*** TASK INPUT ***

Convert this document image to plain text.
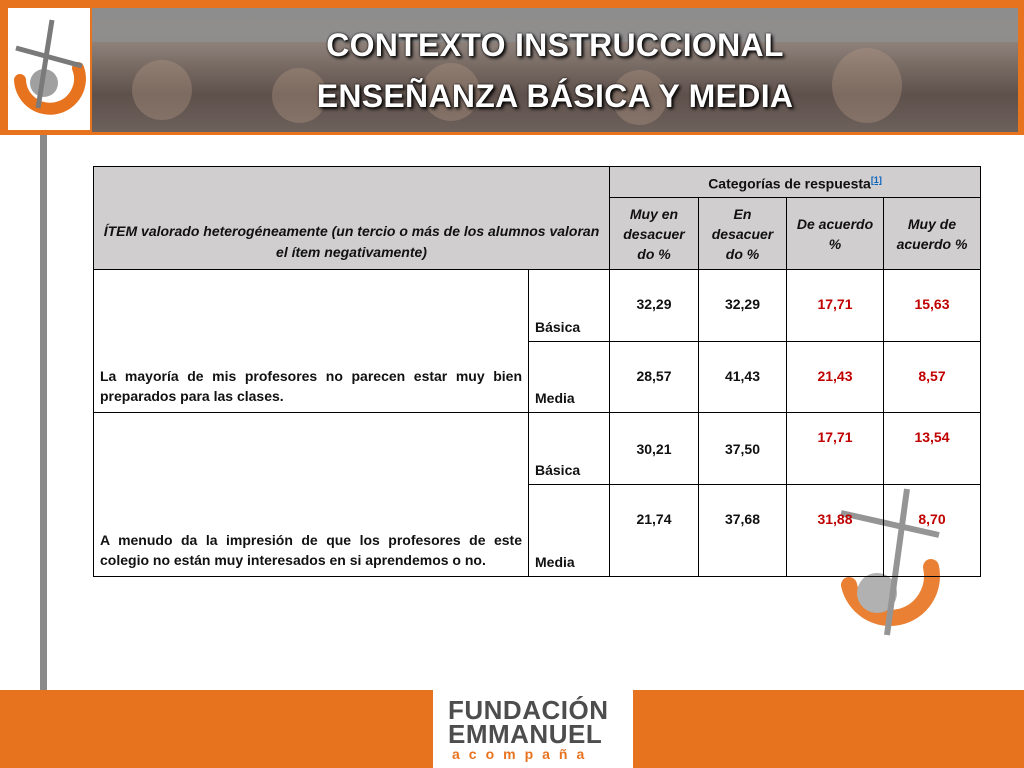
CONTEXTO INSTRUCCIONAL
ENSEÑANZA BÁSICA Y MEDIA
ÍTEM valorado heterogéneamente (un tercio o más de los alumnos valoran el ítem negativamente)		Categorías de respuesta[1]
		Muy en desacuer do %	En desacuer do %	De acuerdo %	Muy de acuerdo %
La mayoría de mis profesores no parecen estar muy bien preparados para las clases.	Básica	32,29	32,29	17,71	15,63
	Media	28,57	41,43	21,43	8,57
A menudo da la impresión de que los profesores de este colegio no están muy interesados en si aprendemos o no.	Básica	30,21	37,50	17,71	13,54
	Media	21,74	37,68	31,88	8,70
FUNDACIÓN
EMMANUEL
acompaña
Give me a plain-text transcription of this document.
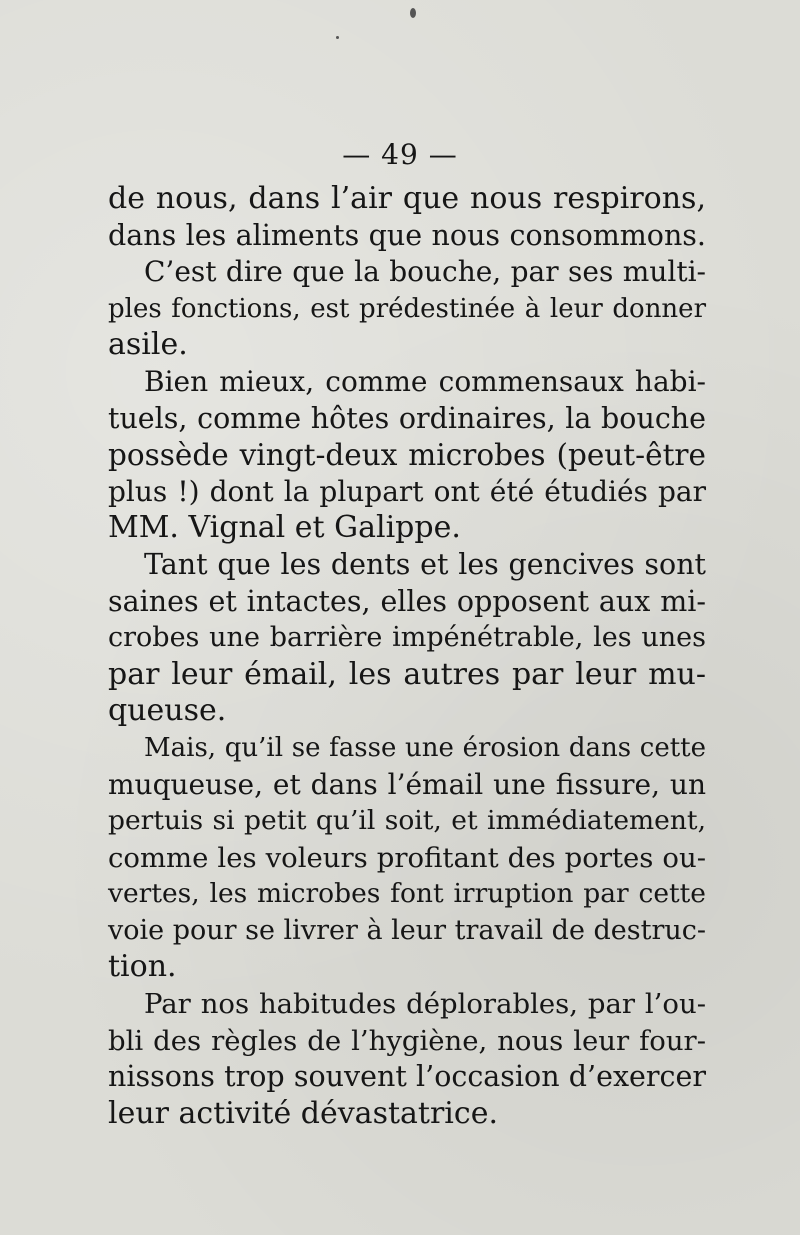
— 49 —
de nous, dans l’air que nous respirons,
dans les aliments que nous consommons.
C’est dire que la bouche, par ses multi-
ples fonctions, est prédestinée à leur donner
asile.
Bien mieux, comme commensaux habi-
tuels, comme hôtes ordinaires, la bouche
possède vingt-deux microbes (peut-être
plus !) dont la plupart ont été étudiés par
MM. Vignal et Galippe.
Tant que les dents et les gencives sont
saines et intactes, elles opposent aux mi-
crobes une barrière impénétrable, les unes
par leur émail, les autres par leur mu-
queuse.
Mais, qu’il se fasse une érosion dans cette
muqueuse, et dans l’émail une fissure, un
pertuis si petit qu’il soit, et immédiatement,
comme les voleurs profitant des portes ou-
vertes, les microbes font irruption par cette
voie pour se livrer à leur travail de destruc-
tion.
Par nos habitudes déplorables, par l’ou-
bli des règles de l’hygiène, nous leur four-
nissons trop souvent l’occasion d’exercer
leur activité dévastatrice.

***

TASK TO COMPLETE: All the lines above are to be given again exactly as they read, with the pictures removed.

OUTPUT OF THE EXERCISE:
Convert this document image to plain text.
CONTEXTO INSTRUCCIONAL
ENSEÑANZA BÁSICA Y MEDIA
ÍTEM valorado heterogéneamente (un tercio o más de los alumnos valoran el ítem negativamente)		Categorías de respuesta[1]
		Muy en desacuer do %	En desacuer do %	De acuerdo %	Muy de acuerdo %
La mayoría de mis profesores no parecen estar muy bien preparados para las clases.	Básica	32,29	32,29	17,71	15,63
	Media	28,57	41,43	21,43	8,57
A menudo da la impresión de que los profesores de este colegio no están muy interesados en si aprendemos o no.	Básica	30,21	37,50	17,71	13,54
	Media	21,74	37,68	31,88	8,70
FUNDACIÓN
EMMANUEL
acompaña
Give me a plain-text transcription of this document.
— 49 —
de nous, dans l’air que nous respirons,
dans les aliments que nous consommons.
C’est dire que la bouche, par ses multi-
ples fonctions, est prédestinée à leur donner
asile.
Bien mieux, comme commensaux habi-
tuels, comme hôtes ordinaires, la bouche
possède vingt-deux microbes (peut-être
plus !) dont la plupart ont été étudiés par
MM. Vignal et Galippe.
Tant que les dents et les gencives sont
saines et intactes, elles opposent aux mi-
crobes une barrière impénétrable, les unes
par leur émail, les autres par leur mu-
queuse.
Mais, qu’il se fasse une érosion dans cette
muqueuse, et dans l’émail une fissure, un
pertuis si petit qu’il soit, et immédiatement,
comme les voleurs profitant des portes ou-
vertes, les microbes font irruption par cette
voie pour se livrer à leur travail de destruc-
tion.
Par nos habitudes déplorables, par l’ou-
bli des règles de l’hygiène, nous leur four-
nissons trop souvent l’occasion d’exercer
leur activité dévastatrice.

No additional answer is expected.